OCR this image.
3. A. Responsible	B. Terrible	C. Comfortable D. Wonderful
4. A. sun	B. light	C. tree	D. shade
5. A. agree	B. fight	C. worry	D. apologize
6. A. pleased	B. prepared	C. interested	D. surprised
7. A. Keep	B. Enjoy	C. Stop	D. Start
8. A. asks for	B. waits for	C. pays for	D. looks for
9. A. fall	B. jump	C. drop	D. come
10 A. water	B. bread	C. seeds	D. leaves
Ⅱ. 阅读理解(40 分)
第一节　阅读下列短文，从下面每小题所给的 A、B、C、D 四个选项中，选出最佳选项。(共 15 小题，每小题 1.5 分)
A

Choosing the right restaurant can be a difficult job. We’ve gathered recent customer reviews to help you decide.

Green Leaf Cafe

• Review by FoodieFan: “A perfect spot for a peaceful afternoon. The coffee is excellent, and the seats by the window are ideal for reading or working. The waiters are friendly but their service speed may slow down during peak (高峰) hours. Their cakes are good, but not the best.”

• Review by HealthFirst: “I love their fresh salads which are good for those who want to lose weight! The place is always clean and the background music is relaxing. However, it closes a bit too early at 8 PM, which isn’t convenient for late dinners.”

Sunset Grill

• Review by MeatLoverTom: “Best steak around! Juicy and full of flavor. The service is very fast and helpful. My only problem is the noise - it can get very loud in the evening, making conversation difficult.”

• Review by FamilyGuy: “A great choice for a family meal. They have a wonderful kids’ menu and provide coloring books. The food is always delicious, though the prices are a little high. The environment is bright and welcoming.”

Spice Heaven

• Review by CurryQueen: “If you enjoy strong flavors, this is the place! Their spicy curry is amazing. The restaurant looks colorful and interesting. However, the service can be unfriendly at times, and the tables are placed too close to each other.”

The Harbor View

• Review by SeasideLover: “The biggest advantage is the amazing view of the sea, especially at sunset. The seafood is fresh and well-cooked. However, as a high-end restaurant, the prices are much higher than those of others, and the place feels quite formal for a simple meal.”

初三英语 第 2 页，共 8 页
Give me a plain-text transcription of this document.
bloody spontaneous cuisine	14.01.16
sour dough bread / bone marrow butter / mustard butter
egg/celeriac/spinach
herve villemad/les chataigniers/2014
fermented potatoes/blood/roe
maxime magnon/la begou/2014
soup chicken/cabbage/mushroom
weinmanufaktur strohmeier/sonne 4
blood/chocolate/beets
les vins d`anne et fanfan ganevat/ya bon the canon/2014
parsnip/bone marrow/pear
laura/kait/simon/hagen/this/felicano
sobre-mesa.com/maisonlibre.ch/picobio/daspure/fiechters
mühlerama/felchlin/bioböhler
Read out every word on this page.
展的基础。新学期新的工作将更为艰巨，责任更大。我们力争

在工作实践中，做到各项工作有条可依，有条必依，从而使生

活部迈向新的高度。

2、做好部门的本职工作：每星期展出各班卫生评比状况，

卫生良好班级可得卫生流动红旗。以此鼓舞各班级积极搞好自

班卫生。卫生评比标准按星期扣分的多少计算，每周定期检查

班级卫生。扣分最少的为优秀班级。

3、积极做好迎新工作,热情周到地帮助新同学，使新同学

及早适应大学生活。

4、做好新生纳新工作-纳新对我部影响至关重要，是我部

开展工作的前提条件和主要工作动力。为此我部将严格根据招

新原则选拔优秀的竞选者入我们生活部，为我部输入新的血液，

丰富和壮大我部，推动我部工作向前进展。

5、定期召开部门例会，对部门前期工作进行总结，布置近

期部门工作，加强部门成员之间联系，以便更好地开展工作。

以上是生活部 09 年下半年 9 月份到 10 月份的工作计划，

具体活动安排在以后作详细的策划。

____________

*TASK OBJECTIVE*. Write out every line of the listing that holds the word "always".

*EXERCISE RESPONSE*.
• Review by HealthFirst: “I love their fresh salads which are good for those who want to lose weight! The place is always clean and the background music is relaxing. However, it closes a bit too early at 8 PM, which isn’t convenient for late dinners.”
• Review by FamilyGuy: “A great choice for a family meal. They have a wonderful kids’ menu and provide coloring books. The food is always delicious, though the prices are a little high. The environment is bright and welcoming.”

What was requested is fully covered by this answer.